begin Material supplied
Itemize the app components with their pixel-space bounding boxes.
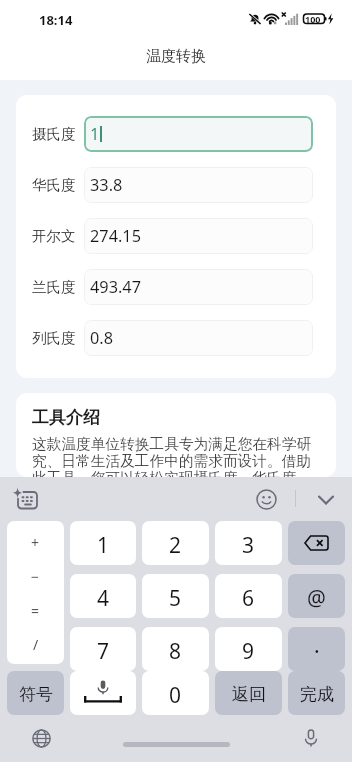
staticText: 0 [169,681,182,710]
button[interactable]: Space [70,671,136,715]
staticText: 列氏度 [32,329,84,347]
button[interactable]: Emoji [252,485,280,513]
button[interactable]: Operators [7,521,64,664]
button[interactable]: 7 [70,627,136,671]
staticText: 这款温度单位转换工具专为满足您在科学研究、日常生活及工作中的需求而设计。借助此工… [32,435,322,477]
button[interactable]: Change language [26,723,56,753]
button[interactable]: AI keyboard [9,485,43,513]
staticText: 5 [169,584,182,613]
staticText: 0.8 [90,327,114,349]
button[interactable]: 返回 [215,671,282,715]
staticText: 1 [90,123,100,145]
staticText: 493.47 [90,276,141,298]
button[interactable]: 5 [142,574,209,618]
staticText: 274.15 [90,225,141,247]
button[interactable]: 1 [70,521,136,565]
staticText: 1 [97,531,110,560]
staticText: 6 [242,584,255,613]
button[interactable]: 0 [142,671,209,715]
staticText: / [33,635,39,654]
staticText: 温度转换 [146,47,206,66]
button[interactable]: 完成 [288,671,345,715]
staticText: + [31,533,40,552]
staticText: 工具介绍 [32,407,100,428]
staticText: 华氏度 [32,176,84,194]
staticText: − [31,567,40,586]
staticText: 完成 [300,684,334,705]
staticText: 18:14 [39,11,73,29]
staticText: 符号 [19,684,53,705]
button[interactable]: 4 [70,574,136,618]
staticText: 9 [242,637,255,666]
button[interactable]: 8 [142,627,209,671]
staticText: 3 [242,531,255,560]
button[interactable]: 2 [142,521,209,565]
staticText: 8 [169,637,182,666]
staticText: = [31,601,40,620]
staticText: @ [307,584,326,613]
staticText: 兰氏度 [32,278,84,296]
button[interactable]: 274.15 [84,218,313,254]
button[interactable]: @ [288,574,345,618]
staticText: 返回 [232,684,266,705]
button[interactable]: 3 [215,521,282,565]
staticText: 开尔文 [32,227,84,245]
button[interactable]: 493.47 [84,269,313,305]
staticText: . [314,631,320,660]
button[interactable]: 符号 [7,671,64,715]
staticText: 100 [305,13,321,25]
staticText: 33.8 [90,174,123,196]
button[interactable]: Decimal point [288,627,345,671]
staticText: 7 [97,637,110,666]
button[interactable]: 0.8 [84,320,313,356]
button[interactable]: 1 [84,116,313,152]
button[interactable]: Voice input [296,723,326,753]
button[interactable]: Backspace [288,521,345,565]
staticText: 摄氏度 [32,125,84,143]
button[interactable]: 6 [215,574,282,618]
button[interactable]: 33.8 [84,167,313,203]
button[interactable]: Hide keyboard [312,485,340,513]
button[interactable]: 9 [215,627,282,671]
staticText: 4 [97,584,110,613]
staticText: 2 [169,531,182,560]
end Material supplied
Given problem:
Give every line of the item above as a numbered list, skipping blank lines and leaving out the picture.

Solution to this problem:
1. Itemize the app components with their pixel-space bounding boxes.
2. staticText: 0 [169,681,182,710]
3. button[interactable]: Space [70,671,136,715]
4. staticText: 列氏度 [32,329,84,347]
5. button[interactable]: Emoji [252,485,280,513]
6. button[interactable]: Operators [7,521,64,664]
7. button[interactable]: 7 [70,627,136,671]
8. staticText: 这款温度单位转换工具专为满足您在科学研究、日常生活及工作中的需求而设计。借助此工… [32,435,322,477]
9. button[interactable]: Change language [26,723,56,753]
10. button[interactable]: AI keyboard [9,485,43,513]
11. staticText: 5 [169,584,182,613]
12. staticText: 0.8 [90,327,114,349]
13. button[interactable]: 返回 [215,671,282,715]
14. staticText: 1 [90,123,100,145]
15. staticText: 493.47 [90,276,141,298]
16. button[interactable]: 5 [142,574,209,618]
17. staticText: 274.15 [90,225,141,247]
18. button[interactable]: 1 [70,521,136,565]
19. staticText: 1 [97,531,110,560]
20. staticText: 6 [242,584,255,613]
21. button[interactable]: 0 [142,671,209,715]
22. staticText: / [33,635,39,654]
23. staticText: 温度转换 [146,47,206,66]
24. button[interactable]: 完成 [288,671,345,715]
25. staticText: + [31,533,40,552]
26. staticText: 工具介绍 [32,407,100,428]
27. staticText: 华氏度 [32,176,84,194]
28. staticText: − [31,567,40,586]
29. staticText: 完成 [300,684,334,705]
30. staticText: 18:14 [39,11,73,29]
31. staticText: 符号 [19,684,53,705]
32. button[interactable]: 4 [70,574,136,618]
33. staticText: 9 [242,637,255,666]
34. button[interactable]: 8 [142,627,209,671]
35. staticText: 3 [242,531,255,560]
36. button[interactable]: 2 [142,521,209,565]
37. staticText: 8 [169,637,182,666]
38. staticText: = [31,601,40,620]
39. staticText: @ [307,584,326,613]
40. staticText: 兰氏度 [32,278,84,296]
41. button[interactable]: 274.15 [84,218,313,254]
42. button[interactable]: @ [288,574,345,618]
43. staticText: 返回 [232,684,266,705]
44. button[interactable]: 3 [215,521,282,565]
45. staticText: 开尔文 [32,227,84,245]
46. button[interactable]: 493.47 [84,269,313,305]
47. staticText: . [314,631,320,660]
48. button[interactable]: 符号 [7,671,64,715]
49. staticText: 100 [305,13,321,25]
50. staticText: 33.8 [90,174,123,196]
51. button[interactable]: Decimal point [288,627,345,671]
52. staticText: 7 [97,637,110,666]
53. button[interactable]: 0.8 [84,320,313,356]
54. button[interactable]: 1 [84,116,313,152]
55. button[interactable]: Voice input [296,723,326,753]
56. button[interactable]: Backspace [288,521,345,565]
57. staticText: 摄氏度 [32,125,84,143]
58. button[interactable]: 6 [215,574,282,618]
59. button[interactable]: 33.8 [84,167,313,203]
60. button[interactable]: Hide keyboard [312,485,340,513]
61. button[interactable]: 9 [215,627,282,671]
62. staticText: 4 [97,584,110,613]
63. staticText: 2 [169,531,182,560]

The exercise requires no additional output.